Reproduza os registros desde a linha que contém "List app elements" até a linha que contém "staticText: 1 [53, 276, 67, 309]", inclusive, substituindo "Backspace" por "Apagar" e deixando todo o resto igual. Não inclua as imagens na resposta.

### Dados a utilizar
::::::

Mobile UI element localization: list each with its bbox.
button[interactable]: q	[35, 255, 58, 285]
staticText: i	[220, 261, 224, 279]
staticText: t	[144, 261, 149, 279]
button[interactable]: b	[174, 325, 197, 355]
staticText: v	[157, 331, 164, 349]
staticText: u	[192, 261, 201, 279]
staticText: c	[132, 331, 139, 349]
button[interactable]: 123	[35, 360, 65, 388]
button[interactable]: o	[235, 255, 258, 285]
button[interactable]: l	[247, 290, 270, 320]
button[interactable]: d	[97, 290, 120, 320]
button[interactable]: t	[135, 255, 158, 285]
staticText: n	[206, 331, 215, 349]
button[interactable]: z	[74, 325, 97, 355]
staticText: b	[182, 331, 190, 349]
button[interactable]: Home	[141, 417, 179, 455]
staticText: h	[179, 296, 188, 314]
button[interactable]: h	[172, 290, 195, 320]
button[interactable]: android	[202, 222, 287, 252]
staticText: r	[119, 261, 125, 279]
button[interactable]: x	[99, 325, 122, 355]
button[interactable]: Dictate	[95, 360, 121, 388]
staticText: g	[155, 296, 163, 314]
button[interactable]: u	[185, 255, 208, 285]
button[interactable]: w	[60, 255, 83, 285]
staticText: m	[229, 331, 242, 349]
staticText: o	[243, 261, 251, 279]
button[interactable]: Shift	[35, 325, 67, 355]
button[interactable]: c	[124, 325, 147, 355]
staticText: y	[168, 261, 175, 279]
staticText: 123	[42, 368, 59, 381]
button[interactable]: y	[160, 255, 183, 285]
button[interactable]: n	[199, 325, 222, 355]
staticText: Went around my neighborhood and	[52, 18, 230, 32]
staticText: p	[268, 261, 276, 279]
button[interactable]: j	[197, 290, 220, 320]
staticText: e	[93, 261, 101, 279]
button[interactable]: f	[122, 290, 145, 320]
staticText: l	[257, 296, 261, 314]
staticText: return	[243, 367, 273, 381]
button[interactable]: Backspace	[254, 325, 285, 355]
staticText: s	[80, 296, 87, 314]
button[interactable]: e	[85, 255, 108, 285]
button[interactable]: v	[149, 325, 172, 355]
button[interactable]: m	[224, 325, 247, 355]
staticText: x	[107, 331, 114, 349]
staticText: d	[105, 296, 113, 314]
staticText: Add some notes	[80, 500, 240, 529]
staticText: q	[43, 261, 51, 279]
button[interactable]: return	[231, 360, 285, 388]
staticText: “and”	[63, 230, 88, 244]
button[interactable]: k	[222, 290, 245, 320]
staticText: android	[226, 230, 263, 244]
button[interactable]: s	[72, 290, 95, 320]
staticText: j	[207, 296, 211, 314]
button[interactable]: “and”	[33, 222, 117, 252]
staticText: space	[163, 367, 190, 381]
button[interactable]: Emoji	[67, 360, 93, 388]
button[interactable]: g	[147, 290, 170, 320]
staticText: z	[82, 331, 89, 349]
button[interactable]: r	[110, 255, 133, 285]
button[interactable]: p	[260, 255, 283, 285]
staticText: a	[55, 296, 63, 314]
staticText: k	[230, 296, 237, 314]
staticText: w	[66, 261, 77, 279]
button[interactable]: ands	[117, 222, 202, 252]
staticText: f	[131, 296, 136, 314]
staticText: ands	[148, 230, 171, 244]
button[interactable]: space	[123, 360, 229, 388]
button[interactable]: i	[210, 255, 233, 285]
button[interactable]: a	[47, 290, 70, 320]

::::::

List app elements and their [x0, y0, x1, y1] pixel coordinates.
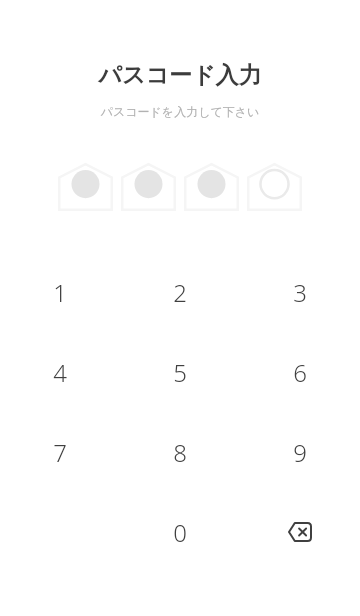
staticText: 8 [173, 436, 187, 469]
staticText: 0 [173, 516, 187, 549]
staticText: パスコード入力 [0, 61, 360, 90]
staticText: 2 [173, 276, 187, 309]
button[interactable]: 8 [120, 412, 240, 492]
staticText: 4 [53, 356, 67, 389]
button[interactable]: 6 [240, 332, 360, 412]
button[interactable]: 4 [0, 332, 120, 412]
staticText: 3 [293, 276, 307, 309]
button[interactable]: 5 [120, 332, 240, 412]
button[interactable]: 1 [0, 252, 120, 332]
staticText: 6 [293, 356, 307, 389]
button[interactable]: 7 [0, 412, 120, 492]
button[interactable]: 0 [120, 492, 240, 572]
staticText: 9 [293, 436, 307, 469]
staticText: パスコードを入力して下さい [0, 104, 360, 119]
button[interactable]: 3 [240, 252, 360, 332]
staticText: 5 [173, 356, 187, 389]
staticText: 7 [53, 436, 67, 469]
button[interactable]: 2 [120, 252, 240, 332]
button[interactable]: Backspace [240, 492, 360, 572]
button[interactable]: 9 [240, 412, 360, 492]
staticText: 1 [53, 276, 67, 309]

::::::

### Solução da tarefa
List app elements and their [x0, y0, x1, y1] pixel coordinates.
staticText: 8 [173, 436, 187, 469]
staticText: 0 [173, 516, 187, 549]
staticText: パスコード入力 [0, 61, 360, 90]
staticText: 2 [173, 276, 187, 309]
button[interactable]: 8 [120, 412, 240, 492]
staticText: 4 [53, 356, 67, 389]
button[interactable]: 6 [240, 332, 360, 412]
button[interactable]: 4 [0, 332, 120, 412]
staticText: 3 [293, 276, 307, 309]
button[interactable]: 5 [120, 332, 240, 412]
button[interactable]: 1 [0, 252, 120, 332]
staticText: 6 [293, 356, 307, 389]
button[interactable]: 7 [0, 412, 120, 492]
button[interactable]: 0 [120, 492, 240, 572]
staticText: 9 [293, 436, 307, 469]
staticText: パスコードを入力して下さい [0, 104, 360, 119]
button[interactable]: 3 [240, 252, 360, 332]
staticText: 5 [173, 356, 187, 389]
staticText: 7 [53, 436, 67, 469]
button[interactable]: 2 [120, 252, 240, 332]
button[interactable]: Apagar [240, 492, 360, 572]
button[interactable]: 9 [240, 412, 360, 492]
staticText: 1 [53, 276, 67, 309]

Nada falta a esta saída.